**Excerpted data:**
>> Start

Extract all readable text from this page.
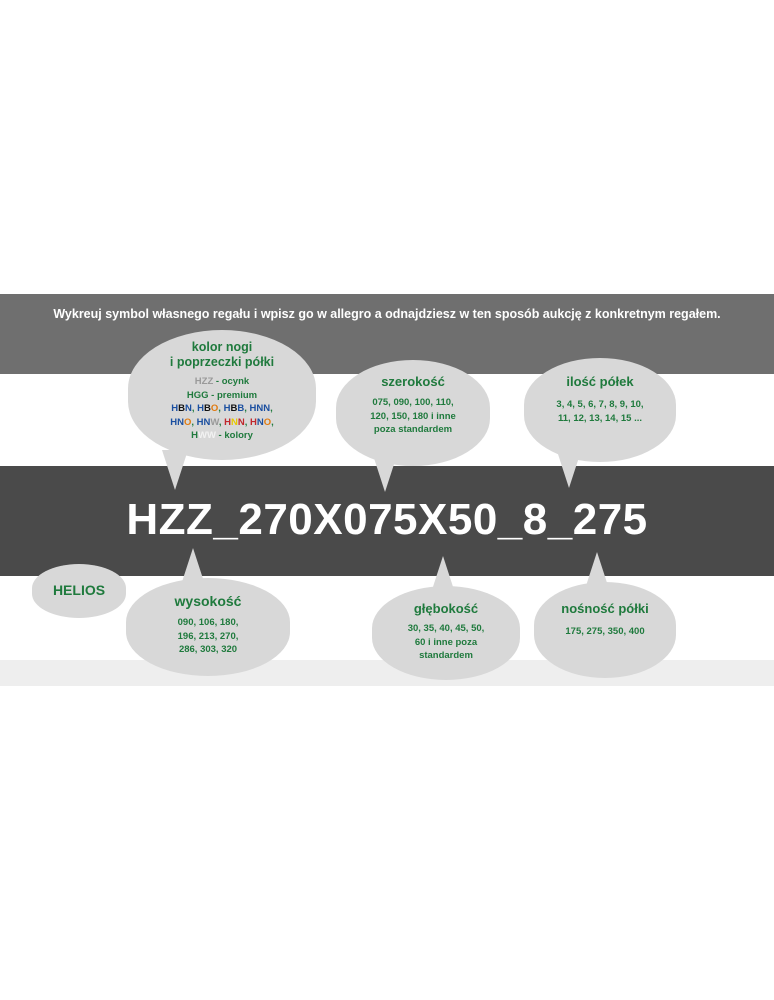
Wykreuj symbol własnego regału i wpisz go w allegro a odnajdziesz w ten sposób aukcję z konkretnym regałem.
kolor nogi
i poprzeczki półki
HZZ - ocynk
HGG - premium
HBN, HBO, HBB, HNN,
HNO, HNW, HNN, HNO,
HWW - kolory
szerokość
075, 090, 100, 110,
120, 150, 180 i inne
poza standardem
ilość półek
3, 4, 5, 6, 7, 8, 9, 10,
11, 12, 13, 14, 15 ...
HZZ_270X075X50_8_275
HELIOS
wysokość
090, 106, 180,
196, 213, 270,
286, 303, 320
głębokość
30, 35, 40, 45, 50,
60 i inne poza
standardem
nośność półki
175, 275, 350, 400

>> End

**Exercise task:** Make a verbatim copy of all the entries and strip out the pictures.

**The solution:**
Extract all readable text from this page.
Wykreuj symbol własnego regału i wpisz go w allegro a odnajdziesz w ten sposób aukcję z konkretnym regałem.
kolor nogi
i poprzeczki półki
HZZ - ocynk
HGG - premium
HBN, HBO, HBB, HNN,
HNO, HNW, HNN, HNO,
HWW - kolory
szerokość
075, 090, 100, 110,
120, 150, 180 i inne
poza standardem
ilość półek
3, 4, 5, 6, 7, 8, 9, 10,
11, 12, 13, 14, 15 ...
HZZ_270X075X50_8_275
HELIOS
wysokość
090, 106, 180,
196, 213, 270,
286, 303, 320
głębokość
30, 35, 40, 45, 50,
60 i inne poza
standardem
nośność półki
175, 275, 350, 400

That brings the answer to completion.